§ **Raw records**
--- start ---

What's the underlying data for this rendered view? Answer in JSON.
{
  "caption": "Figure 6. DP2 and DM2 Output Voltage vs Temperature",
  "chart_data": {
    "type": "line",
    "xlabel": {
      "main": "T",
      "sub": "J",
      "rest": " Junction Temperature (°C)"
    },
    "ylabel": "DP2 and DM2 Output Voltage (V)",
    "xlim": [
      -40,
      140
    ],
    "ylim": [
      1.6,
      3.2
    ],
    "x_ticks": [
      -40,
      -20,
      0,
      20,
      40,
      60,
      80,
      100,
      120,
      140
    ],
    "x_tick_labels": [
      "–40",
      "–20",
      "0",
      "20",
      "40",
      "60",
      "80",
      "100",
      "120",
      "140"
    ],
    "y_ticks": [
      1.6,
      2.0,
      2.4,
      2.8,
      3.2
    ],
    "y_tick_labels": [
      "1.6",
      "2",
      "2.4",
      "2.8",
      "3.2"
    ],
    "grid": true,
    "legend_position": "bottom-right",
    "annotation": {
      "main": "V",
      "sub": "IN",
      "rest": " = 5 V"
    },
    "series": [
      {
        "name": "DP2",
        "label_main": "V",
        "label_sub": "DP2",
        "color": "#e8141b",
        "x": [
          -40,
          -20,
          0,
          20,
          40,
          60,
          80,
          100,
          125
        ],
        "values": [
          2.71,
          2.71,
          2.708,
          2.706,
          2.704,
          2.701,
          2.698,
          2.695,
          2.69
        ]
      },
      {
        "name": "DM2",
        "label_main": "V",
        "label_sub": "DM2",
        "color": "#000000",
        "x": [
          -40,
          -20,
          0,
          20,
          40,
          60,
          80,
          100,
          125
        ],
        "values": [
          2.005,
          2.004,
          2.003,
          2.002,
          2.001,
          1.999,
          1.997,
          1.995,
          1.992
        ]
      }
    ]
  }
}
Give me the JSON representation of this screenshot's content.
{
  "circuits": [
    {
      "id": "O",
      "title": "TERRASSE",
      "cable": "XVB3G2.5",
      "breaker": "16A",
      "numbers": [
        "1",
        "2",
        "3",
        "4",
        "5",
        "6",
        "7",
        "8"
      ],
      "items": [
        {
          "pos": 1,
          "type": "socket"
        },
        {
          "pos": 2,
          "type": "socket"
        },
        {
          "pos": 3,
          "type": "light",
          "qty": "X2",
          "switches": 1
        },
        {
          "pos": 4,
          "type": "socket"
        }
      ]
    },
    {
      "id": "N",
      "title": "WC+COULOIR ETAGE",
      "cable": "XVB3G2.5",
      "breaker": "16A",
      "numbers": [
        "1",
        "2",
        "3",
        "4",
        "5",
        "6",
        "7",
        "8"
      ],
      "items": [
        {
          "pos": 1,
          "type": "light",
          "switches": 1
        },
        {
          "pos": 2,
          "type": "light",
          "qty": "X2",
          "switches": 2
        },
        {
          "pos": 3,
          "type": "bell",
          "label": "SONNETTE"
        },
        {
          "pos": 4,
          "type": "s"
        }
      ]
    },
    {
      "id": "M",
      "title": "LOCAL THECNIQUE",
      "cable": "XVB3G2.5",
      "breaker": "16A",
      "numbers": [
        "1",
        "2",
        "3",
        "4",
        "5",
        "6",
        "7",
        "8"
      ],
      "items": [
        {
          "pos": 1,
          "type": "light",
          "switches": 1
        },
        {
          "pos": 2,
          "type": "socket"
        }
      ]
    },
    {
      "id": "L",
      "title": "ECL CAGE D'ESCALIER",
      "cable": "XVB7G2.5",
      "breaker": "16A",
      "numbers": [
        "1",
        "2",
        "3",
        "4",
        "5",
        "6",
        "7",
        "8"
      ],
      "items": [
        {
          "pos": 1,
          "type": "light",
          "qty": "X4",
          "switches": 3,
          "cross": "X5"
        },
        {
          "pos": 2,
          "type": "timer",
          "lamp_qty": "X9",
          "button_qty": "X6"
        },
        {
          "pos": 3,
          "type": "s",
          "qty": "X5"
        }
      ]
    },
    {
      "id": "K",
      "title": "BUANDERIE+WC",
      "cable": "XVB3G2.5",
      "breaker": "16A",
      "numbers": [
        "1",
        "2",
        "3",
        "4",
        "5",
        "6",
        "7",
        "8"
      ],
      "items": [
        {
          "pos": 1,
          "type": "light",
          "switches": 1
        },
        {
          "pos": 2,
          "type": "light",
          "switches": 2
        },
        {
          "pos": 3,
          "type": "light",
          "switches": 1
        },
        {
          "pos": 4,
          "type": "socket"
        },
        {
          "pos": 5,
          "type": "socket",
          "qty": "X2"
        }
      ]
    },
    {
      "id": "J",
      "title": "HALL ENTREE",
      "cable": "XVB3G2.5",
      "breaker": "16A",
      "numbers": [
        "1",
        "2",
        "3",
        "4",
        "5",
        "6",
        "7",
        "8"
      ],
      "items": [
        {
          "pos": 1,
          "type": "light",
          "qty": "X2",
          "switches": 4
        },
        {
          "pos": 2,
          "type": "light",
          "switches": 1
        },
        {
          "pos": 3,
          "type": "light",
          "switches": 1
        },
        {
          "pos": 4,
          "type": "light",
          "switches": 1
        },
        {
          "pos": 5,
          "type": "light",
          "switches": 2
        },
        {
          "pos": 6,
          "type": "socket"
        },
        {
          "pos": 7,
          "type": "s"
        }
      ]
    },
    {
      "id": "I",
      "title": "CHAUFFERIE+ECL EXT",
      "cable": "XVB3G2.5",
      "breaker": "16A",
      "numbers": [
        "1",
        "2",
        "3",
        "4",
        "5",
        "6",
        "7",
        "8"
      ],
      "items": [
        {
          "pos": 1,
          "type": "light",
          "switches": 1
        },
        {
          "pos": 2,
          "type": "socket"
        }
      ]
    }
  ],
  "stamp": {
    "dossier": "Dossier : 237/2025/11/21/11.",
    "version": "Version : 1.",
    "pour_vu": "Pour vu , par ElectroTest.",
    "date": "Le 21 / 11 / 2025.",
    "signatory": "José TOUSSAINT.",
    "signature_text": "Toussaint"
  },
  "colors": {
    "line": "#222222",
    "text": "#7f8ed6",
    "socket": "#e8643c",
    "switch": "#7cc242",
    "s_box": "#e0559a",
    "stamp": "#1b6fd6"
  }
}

--- end ---

§ **TASK INSTRUCTIONS**
Each record above should be restated word for word.

§ **WORKED SOLUTION**
What's the underlying data for this rendered view? Answer in JSON.
{
  "caption": "Figure 6. DP2 and DM2 Output Voltage vs Temperature",
  "chart_data": {
    "type": "line",
    "xlabel": {
      "main": "T",
      "sub": "J",
      "rest": " Junction Temperature (°C)"
    },
    "ylabel": "DP2 and DM2 Output Voltage (V)",
    "xlim": [
      -40,
      140
    ],
    "ylim": [
      1.6,
      3.2
    ],
    "x_ticks": [
      -40,
      -20,
      0,
      20,
      40,
      60,
      80,
      100,
      120,
      140
    ],
    "x_tick_labels": [
      "–40",
      "–20",
      "0",
      "20",
      "40",
      "60",
      "80",
      "100",
      "120",
      "140"
    ],
    "y_ticks": [
      1.6,
      2.0,
      2.4,
      2.8,
      3.2
    ],
    "y_tick_labels": [
      "1.6",
      "2",
      "2.4",
      "2.8",
      "3.2"
    ],
    "grid": true,
    "legend_position": "bottom-right",
    "annotation": {
      "main": "V",
      "sub": "IN",
      "rest": " = 5 V"
    },
    "series": [
      {
        "name": "DP2",
        "label_main": "V",
        "label_sub": "DP2",
        "color": "#e8141b",
        "x": [
          -40,
          -20,
          0,
          20,
          40,
          60,
          80,
          100,
          125
        ],
        "values": [
          2.71,
          2.71,
          2.708,
          2.706,
          2.704,
          2.701,
          2.698,
          2.695,
          2.69
        ]
      },
      {
        "name": "DM2",
        "label_main": "V",
        "label_sub": "DM2",
        "color": "#000000",
        "x": [
          -40,
          -20,
          0,
          20,
          40,
          60,
          80,
          100,
          125
        ],
        "values": [
          2.005,
          2.004,
          2.003,
          2.002,
          2.001,
          1.999,
          1.997,
          1.995,
          1.992
        ]
      }
    ]
  }
}
Give me the JSON representation of this screenshot's content.
{
  "circuits": [
    {
      "id": "O",
      "title": "TERRASSE",
      "cable": "XVB3G2.5",
      "breaker": "16A",
      "numbers": [
        "1",
        "2",
        "3",
        "4",
        "5",
        "6",
        "7",
        "8"
      ],
      "items": [
        {
          "pos": 1,
          "type": "socket"
        },
        {
          "pos": 2,
          "type": "socket"
        },
        {
          "pos": 3,
          "type": "light",
          "qty": "X2",
          "switches": 1
        },
        {
          "pos": 4,
          "type": "socket"
        }
      ]
    },
    {
      "id": "N",
      "title": "WC+COULOIR ETAGE",
      "cable": "XVB3G2.5",
      "breaker": "16A",
      "numbers": [
        "1",
        "2",
        "3",
        "4",
        "5",
        "6",
        "7",
        "8"
      ],
      "items": [
        {
          "pos": 1,
          "type": "light",
          "switches": 1
        },
        {
          "pos": 2,
          "type": "light",
          "qty": "X2",
          "switches": 2
        },
        {
          "pos": 3,
          "type": "bell",
          "label": "SONNETTE"
        },
        {
          "pos": 4,
          "type": "s"
        }
      ]
    },
    {
      "id": "M",
      "title": "LOCAL THECNIQUE",
      "cable": "XVB3G2.5",
      "breaker": "16A",
      "numbers": [
        "1",
        "2",
        "3",
        "4",
        "5",
        "6",
        "7",
        "8"
      ],
      "items": [
        {
          "pos": 1,
          "type": "light",
          "switches": 1
        },
        {
          "pos": 2,
          "type": "socket"
        }
      ]
    },
    {
      "id": "L",
      "title": "ECL CAGE D'ESCALIER",
      "cable": "XVB7G2.5",
      "breaker": "16A",
      "numbers": [
        "1",
        "2",
        "3",
        "4",
        "5",
        "6",
        "7",
        "8"
      ],
      "items": [
        {
          "pos": 1,
          "type": "light",
          "qty": "X4",
          "switches": 3,
          "cross": "X5"
        },
        {
          "pos": 2,
          "type": "timer",
          "lamp_qty": "X9",
          "button_qty": "X6"
        },
        {
          "pos": 3,
          "type": "s",
          "qty": "X5"
        }
      ]
    },
    {
      "id": "K",
      "title": "BUANDERIE+WC",
      "cable": "XVB3G2.5",
      "breaker": "16A",
      "numbers": [
        "1",
        "2",
        "3",
        "4",
        "5",
        "6",
        "7",
        "8"
      ],
      "items": [
        {
          "pos": 1,
          "type": "light",
          "switches": 1
        },
        {
          "pos": 2,
          "type": "light",
          "switches": 2
        },
        {
          "pos": 3,
          "type": "light",
          "switches": 1
        },
        {
          "pos": 4,
          "type": "socket"
        },
        {
          "pos": 5,
          "type": "socket",
          "qty": "X2"
        }
      ]
    },
    {
      "id": "J",
      "title": "HALL ENTREE",
      "cable": "XVB3G2.5",
      "breaker": "16A",
      "numbers": [
        "1",
        "2",
        "3",
        "4",
        "5",
        "6",
        "7",
        "8"
      ],
      "items": [
        {
          "pos": 1,
          "type": "light",
          "qty": "X2",
          "switches": 4
        },
        {
          "pos": 2,
          "type": "light",
          "switches": 1
        },
        {
          "pos": 3,
          "type": "light",
          "switches": 1
        },
        {
          "pos": 4,
          "type": "light",
          "switches": 1
        },
        {
          "pos": 5,
          "type": "light",
          "switches": 2
        },
        {
          "pos": 6,
          "type": "socket"
        },
        {
          "pos": 7,
          "type": "s"
        }
      ]
    },
    {
      "id": "I",
      "title": "CHAUFFERIE+ECL EXT",
      "cable": "XVB3G2.5",
      "breaker": "16A",
      "numbers": [
        "1",
        "2",
        "3",
        "4",
        "5",
        "6",
        "7",
        "8"
      ],
      "items": [
        {
          "pos": 1,
          "type": "light",
          "switches": 1
        },
        {
          "pos": 2,
          "type": "socket"
        }
      ]
    }
  ],
  "stamp": {
    "dossier": "Dossier : 237/2025/11/21/11.",
    "version": "Version : 1.",
    "pour_vu": "Pour vu , par ElectroTest.",
    "date": "Le 21 / 11 / 2025.",
    "signatory": "José TOUSSAINT.",
    "signature_text": "Toussaint"
  },
  "colors": {
    "line": "#222222",
    "text": "#7f8ed6",
    "socket": "#e8643c",
    "switch": "#7cc242",
    "s_box": "#e0559a",
    "stamp": "#1b6fd6"
  }
}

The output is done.